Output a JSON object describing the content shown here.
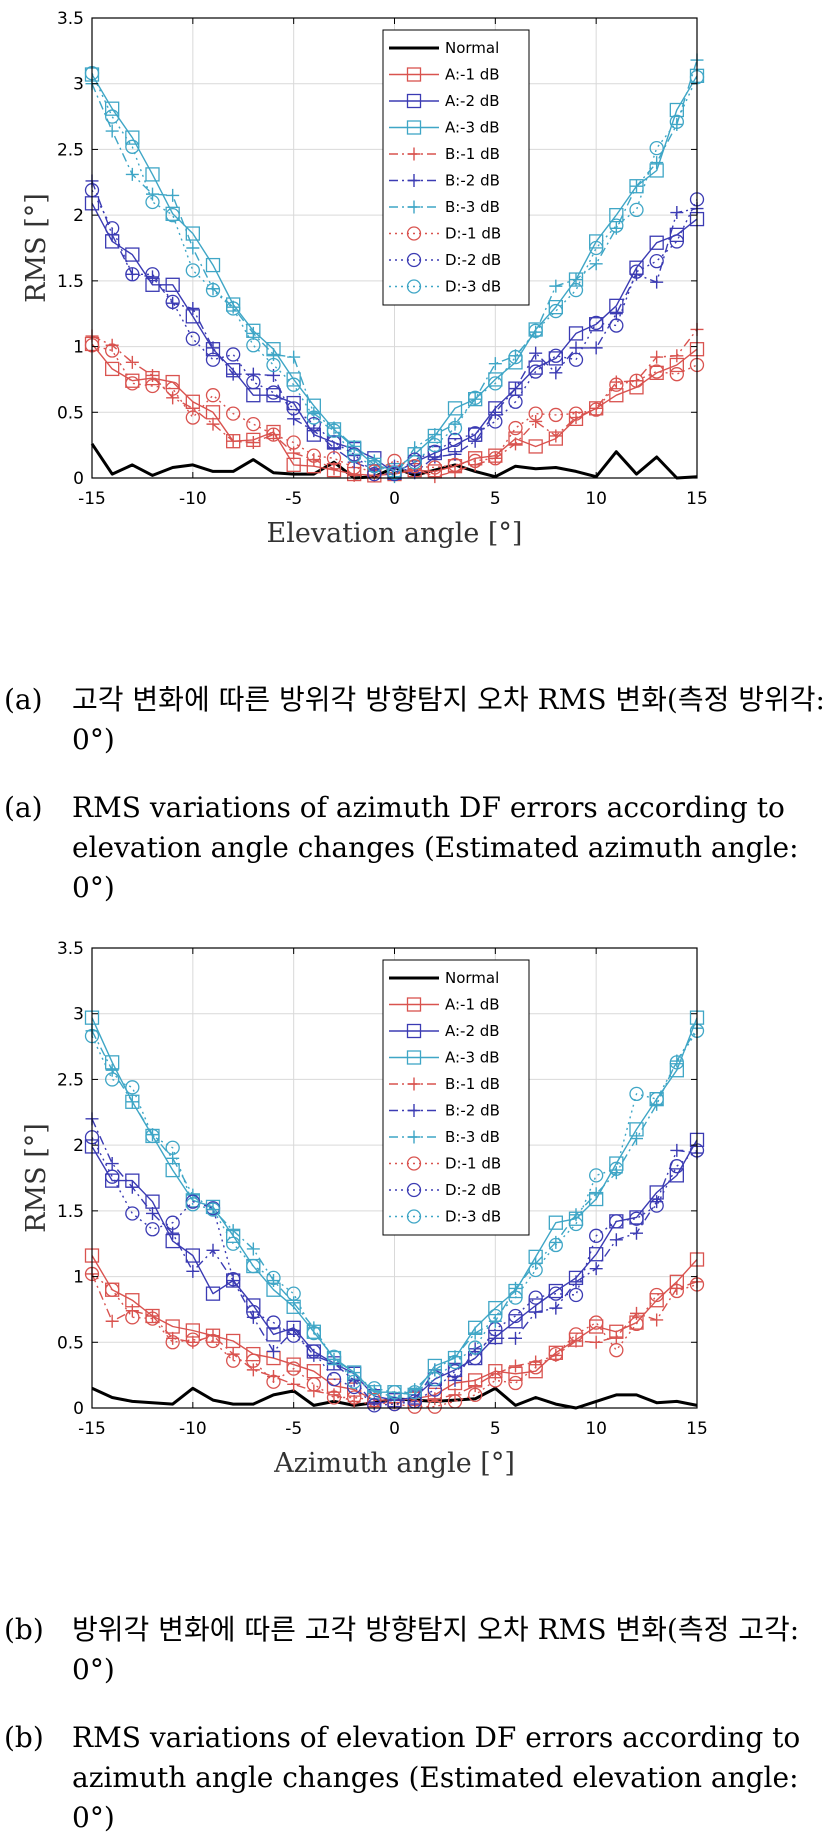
{
  "colors": {
    "normal": "#000000",
    "red": "#d9534f",
    "blue": "#3b3bb3",
    "cyan": "#3fa6c6",
    "grid": "#d9d9d9",
    "axis": "#000000"
  },
  "legend_labels": [
    "Normal",
    "A:-1 dB",
    "A:-2 dB",
    "A:-3 dB",
    "B:-1 dB",
    "B:-2 dB",
    "B:-3 dB",
    "D:-1 dB",
    "D:-2 dB",
    "D:-3 dB"
  ],
  "captions": {
    "a_tag": "(a)",
    "a_ko": "고각 변화에 따른 방위각 방향탐지 오차 RMS 변화(측정 방위각: 0°)",
    "a_en": "RMS variations of azimuth DF errors according to elevation angle changes (Estimated azimuth angle: 0°)",
    "b_tag": "(b)",
    "b_ko": "방위각 변화에 따른 고각 방향탐지 오차 RMS 변화(측정 고각: 0°)",
    "b_en": "RMS variations of elevation DF errors according to azimuth angle changes (Estimated elevation angle: 0°)"
  },
  "chart_data": [
    {
      "type": "line",
      "xlabel": "Elevation angle [°]",
      "ylabel": "RMS [°]",
      "xlim": [
        -15,
        15
      ],
      "ylim": [
        0,
        3.5
      ],
      "xticks": [
        -15,
        -10,
        -5,
        0,
        5,
        10,
        15
      ],
      "yticks": [
        0,
        0.5,
        1,
        1.5,
        2,
        2.5,
        3,
        3.5
      ],
      "grid": true,
      "legend_position": "top-center",
      "x": [
        -15,
        -14,
        -13,
        -12,
        -11,
        -10,
        -9,
        -8,
        -7,
        -6,
        -5,
        -4,
        -3,
        -2,
        -1,
        0,
        1,
        2,
        3,
        4,
        5,
        6,
        7,
        8,
        9,
        10,
        11,
        12,
        13,
        14,
        15
      ],
      "series": [
        {
          "name": "Normal",
          "color": "#000000",
          "dash": "solid",
          "marker": "none",
          "width": 3,
          "values": [
            0.26,
            0.03,
            0.1,
            0.02,
            0.08,
            0.1,
            0.05,
            0.05,
            0.14,
            0.04,
            0.03,
            0.03,
            0.12,
            0.0,
            0.01,
            0.08,
            0.02,
            0.06,
            0.1,
            0.05,
            0.01,
            0.09,
            0.07,
            0.08,
            0.05,
            0.01,
            0.2,
            0.03,
            0.16,
            0.0,
            0.01
          ]
        },
        {
          "name": "A:-1 dB",
          "color": "#d9534f",
          "dash": "solid",
          "marker": "square",
          "width": 1.4,
          "values": [
            1.02,
            0.83,
            0.74,
            0.76,
            0.73,
            0.58,
            0.5,
            0.28,
            0.29,
            0.35,
            0.1,
            0.09,
            0.06,
            0.03,
            0.02,
            0.03,
            0.06,
            0.05,
            0.09,
            0.15,
            0.17,
            0.3,
            0.24,
            0.3,
            0.45,
            0.53,
            0.63,
            0.69,
            0.8,
            0.86,
            0.98
          ]
        },
        {
          "name": "A:-2 dB",
          "color": "#3b3bb3",
          "dash": "solid",
          "marker": "square",
          "width": 1.4,
          "values": [
            2.09,
            1.8,
            1.7,
            1.47,
            1.47,
            1.23,
            0.98,
            0.82,
            0.63,
            0.63,
            0.57,
            0.33,
            0.27,
            0.22,
            0.15,
            0.04,
            0.12,
            0.19,
            0.25,
            0.33,
            0.53,
            0.68,
            0.84,
            0.91,
            1.1,
            1.17,
            1.31,
            1.6,
            1.79,
            1.85,
            1.97
          ]
        },
        {
          "name": "A:-3 dB",
          "color": "#3fa6c6",
          "dash": "solid",
          "marker": "square",
          "width": 1.4,
          "values": [
            3.07,
            2.81,
            2.59,
            2.31,
            2.01,
            1.86,
            1.62,
            1.32,
            1.12,
            0.98,
            0.75,
            0.55,
            0.37,
            0.23,
            0.1,
            0.06,
            0.18,
            0.32,
            0.53,
            0.6,
            0.75,
            0.88,
            1.13,
            1.3,
            1.51,
            1.8,
            2.0,
            2.22,
            2.34,
            2.8,
            3.06
          ]
        },
        {
          "name": "B:-1 dB",
          "color": "#d9534f",
          "dash": "dashdot",
          "marker": "plus",
          "width": 1.4,
          "values": [
            1.08,
            1.01,
            0.88,
            0.78,
            0.61,
            0.53,
            0.41,
            0.28,
            0.27,
            0.33,
            0.19,
            0.14,
            0.07,
            0.02,
            0.02,
            0.04,
            0.07,
            0.01,
            0.05,
            0.1,
            0.15,
            0.26,
            0.43,
            0.32,
            0.46,
            0.53,
            0.73,
            0.74,
            0.92,
            0.93,
            1.13
          ]
        },
        {
          "name": "B:-2 dB",
          "color": "#3b3bb3",
          "dash": "dashdot",
          "marker": "plus",
          "width": 1.4,
          "values": [
            2.26,
            1.85,
            1.55,
            1.53,
            1.33,
            1.29,
            0.99,
            0.79,
            0.79,
            0.78,
            0.45,
            0.36,
            0.23,
            0.12,
            0.06,
            0.09,
            0.04,
            0.16,
            0.18,
            0.28,
            0.5,
            0.68,
            0.95,
            0.8,
            0.99,
            0.99,
            1.25,
            1.55,
            1.49,
            2.02,
            2.05
          ]
        },
        {
          "name": "B:-3 dB",
          "color": "#3fa6c6",
          "dash": "dashdot",
          "marker": "plus",
          "width": 1.4,
          "values": [
            3.0,
            2.64,
            2.31,
            2.16,
            2.15,
            1.75,
            1.44,
            1.3,
            1.1,
            0.94,
            0.92,
            0.49,
            0.38,
            0.24,
            0.13,
            0.01,
            0.23,
            0.33,
            0.41,
            0.6,
            0.87,
            0.93,
            1.11,
            1.46,
            1.51,
            1.63,
            1.9,
            2.22,
            2.4,
            2.69,
            3.18
          ]
        },
        {
          "name": "D:-1 dB",
          "color": "#d9534f",
          "dash": "dotted",
          "marker": "circle",
          "width": 1.4,
          "values": [
            1.01,
            0.97,
            0.72,
            0.7,
            0.68,
            0.46,
            0.63,
            0.49,
            0.41,
            0.33,
            0.27,
            0.17,
            0.15,
            0.08,
            0.05,
            0.13,
            0.09,
            0.08,
            0.1,
            0.13,
            0.15,
            0.38,
            0.49,
            0.48,
            0.49,
            0.52,
            0.71,
            0.74,
            0.81,
            0.79,
            0.86
          ]
        },
        {
          "name": "D:-2 dB",
          "color": "#3b3bb3",
          "dash": "dotted",
          "marker": "circle",
          "width": 1.4,
          "values": [
            2.19,
            1.9,
            1.55,
            1.55,
            1.34,
            1.06,
            0.9,
            0.94,
            0.73,
            0.65,
            0.53,
            0.41,
            0.27,
            0.18,
            0.03,
            0.03,
            0.14,
            0.2,
            0.29,
            0.34,
            0.43,
            0.58,
            0.81,
            0.93,
            0.9,
            1.18,
            1.16,
            1.57,
            1.65,
            1.8,
            2.12
          ]
        },
        {
          "name": "D:-3 dB",
          "color": "#3fa6c6",
          "dash": "dotted",
          "marker": "circle",
          "width": 1.4,
          "values": [
            3.08,
            2.75,
            2.52,
            2.1,
            2.0,
            1.58,
            1.43,
            1.29,
            1.01,
            0.86,
            0.71,
            0.46,
            0.36,
            0.17,
            0.09,
            0.04,
            0.12,
            0.25,
            0.38,
            0.61,
            0.72,
            0.92,
            1.12,
            1.27,
            1.43,
            1.75,
            1.92,
            2.04,
            2.51,
            2.71,
            3.05
          ]
        }
      ]
    },
    {
      "type": "line",
      "xlabel": "Azimuth angle [°]",
      "ylabel": "RMS [°]",
      "xlim": [
        -15,
        15
      ],
      "ylim": [
        0,
        3.5
      ],
      "xticks": [
        -15,
        -10,
        -5,
        0,
        5,
        10,
        15
      ],
      "yticks": [
        0,
        0.5,
        1,
        1.5,
        2,
        2.5,
        3,
        3.5
      ],
      "grid": true,
      "legend_position": "top-center",
      "x": [
        -15,
        -14,
        -13,
        -12,
        -11,
        -10,
        -9,
        -8,
        -7,
        -6,
        -5,
        -4,
        -3,
        -2,
        -1,
        0,
        1,
        2,
        3,
        4,
        5,
        6,
        7,
        8,
        9,
        10,
        11,
        12,
        13,
        14,
        15
      ],
      "series": [
        {
          "name": "Normal",
          "color": "#000000",
          "dash": "solid",
          "marker": "none",
          "width": 3,
          "values": [
            0.15,
            0.08,
            0.05,
            0.04,
            0.03,
            0.15,
            0.06,
            0.03,
            0.03,
            0.1,
            0.13,
            0.02,
            0.05,
            0.02,
            0.04,
            0.07,
            0.06,
            0.05,
            0.06,
            0.07,
            0.15,
            0.02,
            0.08,
            0.03,
            0.0,
            0.05,
            0.1,
            0.1,
            0.04,
            0.05,
            0.02
          ]
        },
        {
          "name": "A:-1 dB",
          "color": "#d9534f",
          "dash": "solid",
          "marker": "square",
          "width": 1.4,
          "values": [
            1.16,
            0.9,
            0.82,
            0.7,
            0.62,
            0.59,
            0.55,
            0.51,
            0.41,
            0.38,
            0.33,
            0.28,
            0.17,
            0.14,
            0.06,
            0.06,
            0.07,
            0.1,
            0.19,
            0.21,
            0.28,
            0.26,
            0.28,
            0.42,
            0.52,
            0.62,
            0.58,
            0.65,
            0.82,
            0.96,
            1.13
          ]
        },
        {
          "name": "A:-2 dB",
          "color": "#3b3bb3",
          "dash": "solid",
          "marker": "square",
          "width": 1.4,
          "values": [
            1.99,
            1.73,
            1.73,
            1.57,
            1.27,
            1.16,
            0.87,
            0.97,
            0.78,
            0.56,
            0.61,
            0.43,
            0.34,
            0.26,
            0.09,
            0.06,
            0.08,
            0.22,
            0.29,
            0.38,
            0.54,
            0.66,
            0.78,
            0.89,
            0.99,
            1.17,
            1.42,
            1.45,
            1.64,
            1.77,
            2.04
          ]
        },
        {
          "name": "A:-3 dB",
          "color": "#3fa6c6",
          "dash": "solid",
          "marker": "square",
          "width": 1.4,
          "values": [
            2.97,
            2.63,
            2.33,
            2.07,
            1.81,
            1.58,
            1.53,
            1.31,
            1.08,
            0.9,
            0.77,
            0.58,
            0.38,
            0.27,
            0.12,
            0.12,
            0.1,
            0.32,
            0.38,
            0.61,
            0.76,
            0.89,
            1.15,
            1.41,
            1.44,
            1.59,
            1.86,
            2.12,
            2.35,
            2.57,
            2.97
          ]
        },
        {
          "name": "B:-1 dB",
          "color": "#d9534f",
          "dash": "dashdot",
          "marker": "plus",
          "width": 1.4,
          "values": [
            1.02,
            0.66,
            0.74,
            0.7,
            0.53,
            0.5,
            0.55,
            0.41,
            0.29,
            0.24,
            0.18,
            0.13,
            0.1,
            0.05,
            0.03,
            0.04,
            0.05,
            0.07,
            0.1,
            0.17,
            0.26,
            0.32,
            0.35,
            0.4,
            0.51,
            0.5,
            0.54,
            0.72,
            0.67,
            0.91,
            0.96
          ]
        },
        {
          "name": "B:-2 dB",
          "color": "#3b3bb3",
          "dash": "dashdot",
          "marker": "plus",
          "width": 1.4,
          "values": [
            2.2,
            1.86,
            1.68,
            1.48,
            1.33,
            1.04,
            1.2,
            0.97,
            0.69,
            0.43,
            0.59,
            0.4,
            0.34,
            0.21,
            0.03,
            0.06,
            0.05,
            0.29,
            0.21,
            0.45,
            0.53,
            0.53,
            0.73,
            0.76,
            0.96,
            1.06,
            1.28,
            1.33,
            1.57,
            1.96,
            1.94
          ]
        },
        {
          "name": "B:-3 dB",
          "color": "#3fa6c6",
          "dash": "dashdot",
          "marker": "plus",
          "width": 1.4,
          "values": [
            2.87,
            2.57,
            2.33,
            2.08,
            1.9,
            1.62,
            1.51,
            1.35,
            1.21,
            0.97,
            0.8,
            0.61,
            0.37,
            0.27,
            0.13,
            0.08,
            0.14,
            0.29,
            0.39,
            0.57,
            0.66,
            0.91,
            1.1,
            1.26,
            1.47,
            1.63,
            1.79,
            2.05,
            2.31,
            2.64,
            2.89
          ]
        },
        {
          "name": "D:-1 dB",
          "color": "#d9534f",
          "dash": "dotted",
          "marker": "circle",
          "width": 1.4,
          "values": [
            1.02,
            0.9,
            0.69,
            0.68,
            0.5,
            0.52,
            0.51,
            0.36,
            0.36,
            0.2,
            0.3,
            0.18,
            0.08,
            0.08,
            0.06,
            0.03,
            0.01,
            0.01,
            0.05,
            0.1,
            0.21,
            0.19,
            0.31,
            0.41,
            0.56,
            0.65,
            0.44,
            0.64,
            0.86,
            0.89,
            0.94
          ]
        },
        {
          "name": "D:-2 dB",
          "color": "#3b3bb3",
          "dash": "dotted",
          "marker": "circle",
          "width": 1.4,
          "values": [
            2.06,
            1.76,
            1.48,
            1.36,
            1.41,
            1.57,
            1.52,
            0.98,
            0.73,
            0.65,
            0.55,
            0.43,
            0.22,
            0.16,
            0.02,
            0.03,
            0.05,
            0.14,
            0.28,
            0.38,
            0.6,
            0.7,
            0.84,
            0.87,
            0.86,
            1.31,
            1.42,
            1.44,
            1.54,
            1.84,
            1.96
          ]
        },
        {
          "name": "D:-3 dB",
          "color": "#3fa6c6",
          "dash": "dotted",
          "marker": "circle",
          "width": 1.4,
          "values": [
            2.83,
            2.5,
            2.44,
            2.07,
            1.98,
            1.55,
            1.51,
            1.25,
            1.08,
            0.99,
            0.87,
            0.57,
            0.39,
            0.2,
            0.15,
            0.12,
            0.12,
            0.22,
            0.35,
            0.46,
            0.7,
            0.84,
            1.05,
            1.24,
            1.4,
            1.77,
            1.82,
            2.39,
            2.35,
            2.63,
            2.87
          ]
        }
      ]
    }
  ]
}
◆ ◆ ◆
- Short task:
Track down all lines above with the string "according" and copy them.

- Written answer:
    "a_en": "RMS variations of azimuth DF errors according to elevation angle changes (Estimated azimuth angle: 0°)",
    "b_en": "RMS variations of elevation DF errors according to azimuth angle changes (Estimated elevation angle: 0°)"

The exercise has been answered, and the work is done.